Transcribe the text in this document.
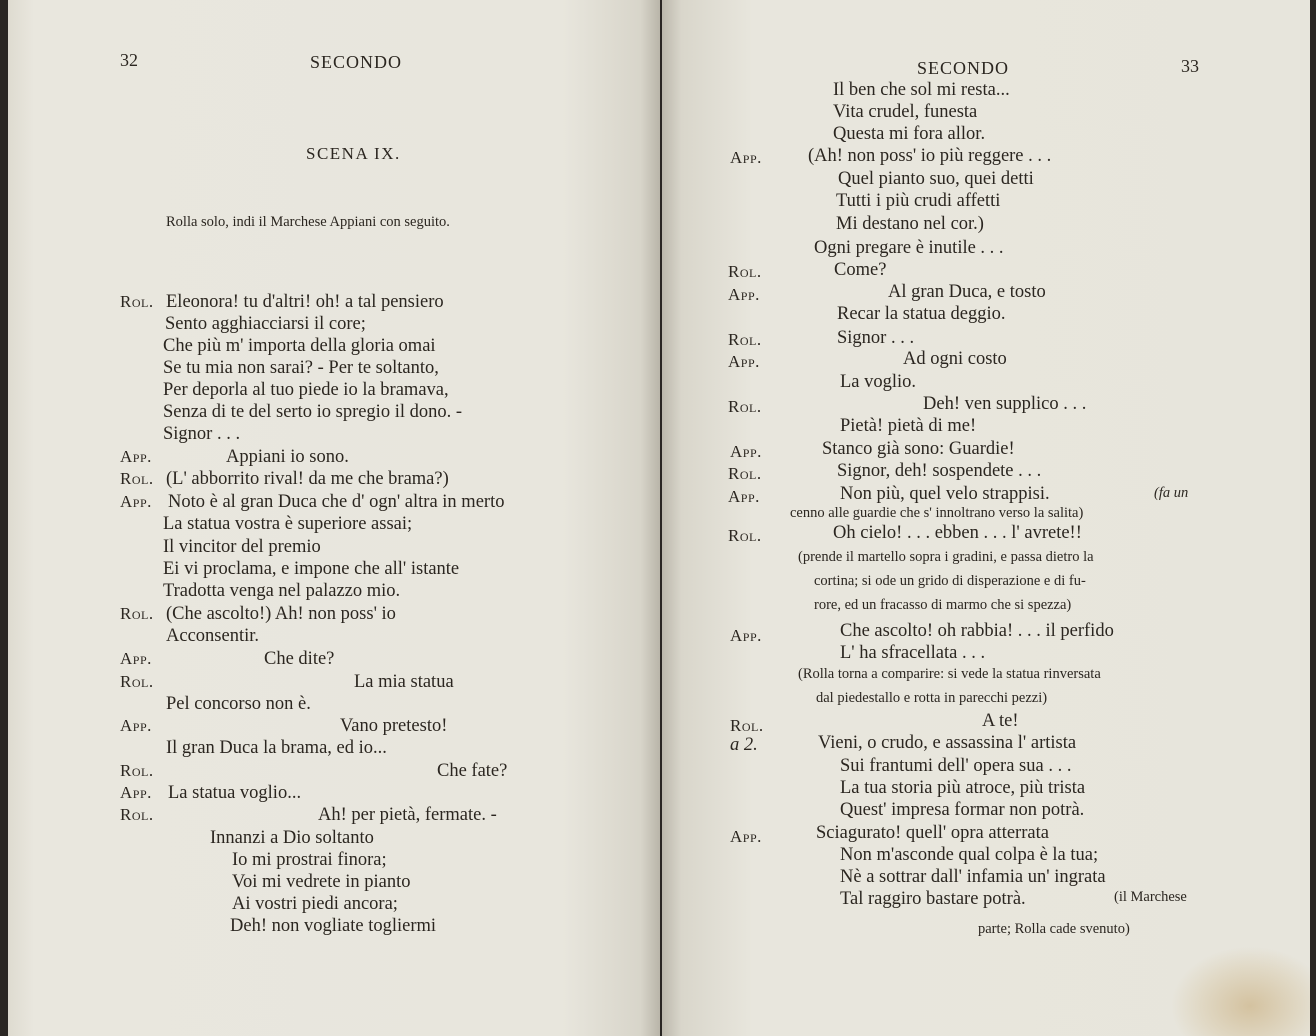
32	SECONDO
SCENA IX.
Rolla solo, indi il Marchese Appiani con seguito.
Rol. Eleonora! tu d'altri! oh! a tal pensiero
Sento agghiacciarsi il core;
Che più m' importa della gloria omai
Se tu mia non sarai? - Per te soltanto,
Per deporla al tuo piede io la bramava,
Senza di te del serto io spregio il dono. -
Signor . . .
App.	Appiani io sono.
Rol. (L' abborrito rival! da me che brama?)
App. Noto è al gran Duca che d' ogn' altra in merto
La statua vostra è superiore assai;
Il vincitor del premio
Ei vi proclama, e impone che all' istante
Tradotta venga nel palazzo mio.
Rol. (Che ascolto!) Ah! non poss' io
Acconsentir.
App.	Che dite?
Rol.	La mia statua
Pel concorso non è.
App.	Vano pretesto!
Il gran Duca la brama, ed io...
Rol.	Che fate?
App. La statua voglio...
Rol.	Ah! per pietà, fermate. -
Innanzi a Dio soltanto
Io mi prostrai finora;
Voi mi vedrete in pianto
Ai vostri piedi ancora;
Deh! non vogliate togliermi
SECONDO	33
Il ben che sol mi resta...
Vita crudel, funesta
Questa mi fora allor.
App. (Ah! non poss' io più reggere . . .
Quel pianto suo, quei detti
Tutti i più crudi affetti
Mi destano nel cor.)
Ogni pregare è inutile . . .
Rol.	Come?
App.	Al gran Duca, e tosto
Recar la statua deggio.
Rol.	Signor . . .
App.	Ad ogni costo
La voglio.
Rol.	Deh! ven supplico . . .
Pietà! pietà di me!
App.	Stanco già sono: Guardie!
Rol.	Signor, deh! sospendete . . .
App.	Non più, quel velo strappisi.	(fa un
cenno alle guardie che s' innoltrano verso la salita)
Rol.	Oh cielo! . . . ebben . . . l' avrete!!
(prende il martello sopra i gradini, e passa dietro la
cortina; si ode un grido di disperazione e di fu-
rore, ed un fracasso di marmo che si spezza)
App.	Che ascolto! oh rabbia! . . . il perfido
L' ha sfracellata . . .
(Rolla torna a comparire: si vede la statua rinversata
dal piedestallo e rotta in parecchi pezzi)
Rol.	A te!
a 2.	Vieni, o crudo, e assassina l' artista
Sui frantumi dell' opera sua . . .
La tua storia più atroce, più trista
Quest' impresa formar non potrà.
App.	Sciagurato! quell' opra atterrata
Non m'asconde qual colpa è la tua;
Nè a sottrar dall' infamia un' ingrata
Tal raggiro bastare potrà.	(il Marchese
parte; Rolla cade svenuto)
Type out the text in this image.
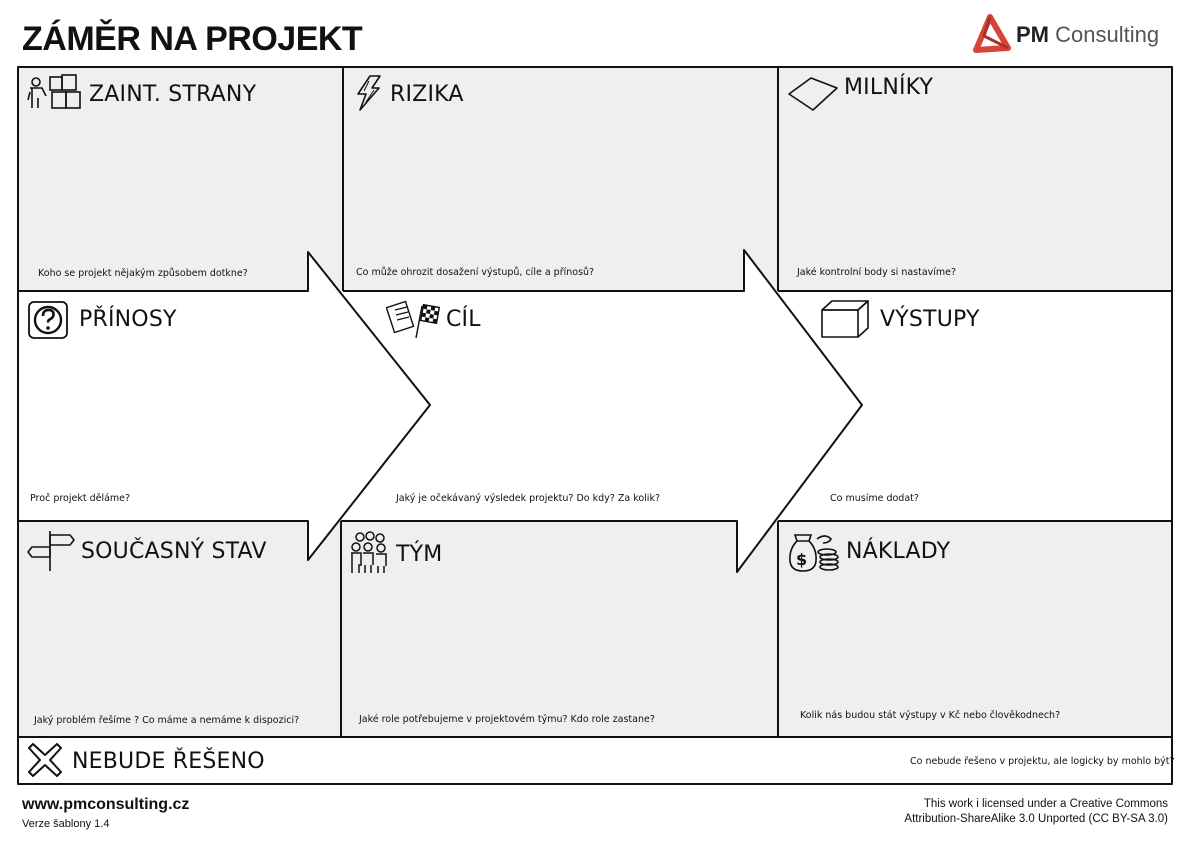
ZÁMĚR NA PROJEKT	PM Consulting
$
ZAINT. STRANY	RIZIKA	MILNÍKY
PŘÍNOSY	CÍL	VÝSTUPY
SOUČASNÝ STAV	TÝM	NÁKLADY
NEBUDE ŘEŠENO
Koho se projekt nějakým způsobem dotkne?	Co může ohrozit dosažení výstupů, cíle a přínosů?	Jaké kontrolní body si nastavíme?
Proč projekt děláme?	Jaký je očekávaný výsledek projektu? Do kdy? Za kolik?	Co musíme dodat?
Jaký problém řešíme ? Co máme a nemáme k dispozici?	Jaké role potřebujeme v projektovém týmu? Kdo role zastane?	Kolik nás budou stát výstupy v Kč nebo člověkodnech?
Co nebude řešeno v projektu, ale logicky by mohlo být?
www.pmconsulting.cz
Verze šablony 1.4
This work i licensed under a Creative Commons
Attribution-ShareAlike 3.0 Unported (CC BY-SA 3.0)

GIVEN PROBLEM:
Quote the full listing above word for word; exclude every picture from the copy.

SOLVED EXERCISE:
Transcribe the text in this document.
32	SECONDO
SCENA IX.
Rolla solo, indi il Marchese Appiani con seguito.
Rol. Eleonora! tu d'altri! oh! a tal pensiero
Sento agghiacciarsi il core;
Che più m' importa della gloria omai
Se tu mia non sarai? - Per te soltanto,
Per deporla al tuo piede io la bramava,
Senza di te del serto io spregio il dono. -
Signor . . .
App.	Appiani io sono.
Rol. (L' abborrito rival! da me che brama?)
App. Noto è al gran Duca che d' ogn' altra in merto
La statua vostra è superiore assai;
Il vincitor del premio
Ei vi proclama, e impone che all' istante
Tradotta venga nel palazzo mio.
Rol. (Che ascolto!) Ah! non poss' io
Acconsentir.
App.	Che dite?
Rol.	La mia statua
Pel concorso non è.
App.	Vano pretesto!
Il gran Duca la brama, ed io...
Rol.	Che fate?
App. La statua voglio...
Rol.	Ah! per pietà, fermate. -
Innanzi a Dio soltanto
Io mi prostrai finora;
Voi mi vedrete in pianto
Ai vostri piedi ancora;
Deh! non vogliate togliermi
SECONDO	33
Il ben che sol mi resta...
Vita crudel, funesta
Questa mi fora allor.
App. (Ah! non poss' io più reggere . . .
Quel pianto suo, quei detti
Tutti i più crudi affetti
Mi destano nel cor.)
Ogni pregare è inutile . . .
Rol.	Come?
App.	Al gran Duca, e tosto
Recar la statua deggio.
Rol.	Signor . . .
App.	Ad ogni costo
La voglio.
Rol.	Deh! ven supplico . . .
Pietà! pietà di me!
App.	Stanco già sono: Guardie!
Rol.	Signor, deh! sospendete . . .
App.	Non più, quel velo strappisi.	(fa un
cenno alle guardie che s' innoltrano verso la salita)
Rol.	Oh cielo! . . . ebben . . . l' avrete!!
(prende il martello sopra i gradini, e passa dietro la
cortina; si ode un grido di disperazione e di fu-
rore, ed un fracasso di marmo che si spezza)
App.	Che ascolto! oh rabbia! . . . il perfido
L' ha sfracellata . . .
(Rolla torna a comparire: si vede la statua rinversata
dal piedestallo e rotta in parecchi pezzi)
Rol.	A te!
a 2.	Vieni, o crudo, e assassina l' artista
Sui frantumi dell' opera sua . . .
La tua storia più atroce, più trista
Quest' impresa formar non potrà.
App.	Sciagurato! quell' opra atterrata
Non m'asconde qual colpa è la tua;
Nè a sottrar dall' infamia un' ingrata
Tal raggiro bastare potrà.	(il Marchese
parte; Rolla cade svenuto)
Type out the text in this image.
ZÁMĚR NA PROJEKT	PM Consulting
$
ZAINT. STRANY	RIZIKA	MILNÍKY
PŘÍNOSY	CÍL	VÝSTUPY
SOUČASNÝ STAV	TÝM	NÁKLADY
NEBUDE ŘEŠENO
Koho se projekt nějakým způsobem dotkne?	Co může ohrozit dosažení výstupů, cíle a přínosů?	Jaké kontrolní body si nastavíme?
Proč projekt děláme?	Jaký je očekávaný výsledek projektu? Do kdy? Za kolik?	Co musíme dodat?
Jaký problém řešíme ? Co máme a nemáme k dispozici?	Jaké role potřebujeme v projektovém týmu? Kdo role zastane?	Kolik nás budou stát výstupy v Kč nebo člověkodnech?
Co nebude řešeno v projektu, ale logicky by mohlo být?
www.pmconsulting.cz
Verze šablony 1.4
This work i licensed under a Creative Commons
Attribution-ShareAlike 3.0 Unported (CC BY-SA 3.0)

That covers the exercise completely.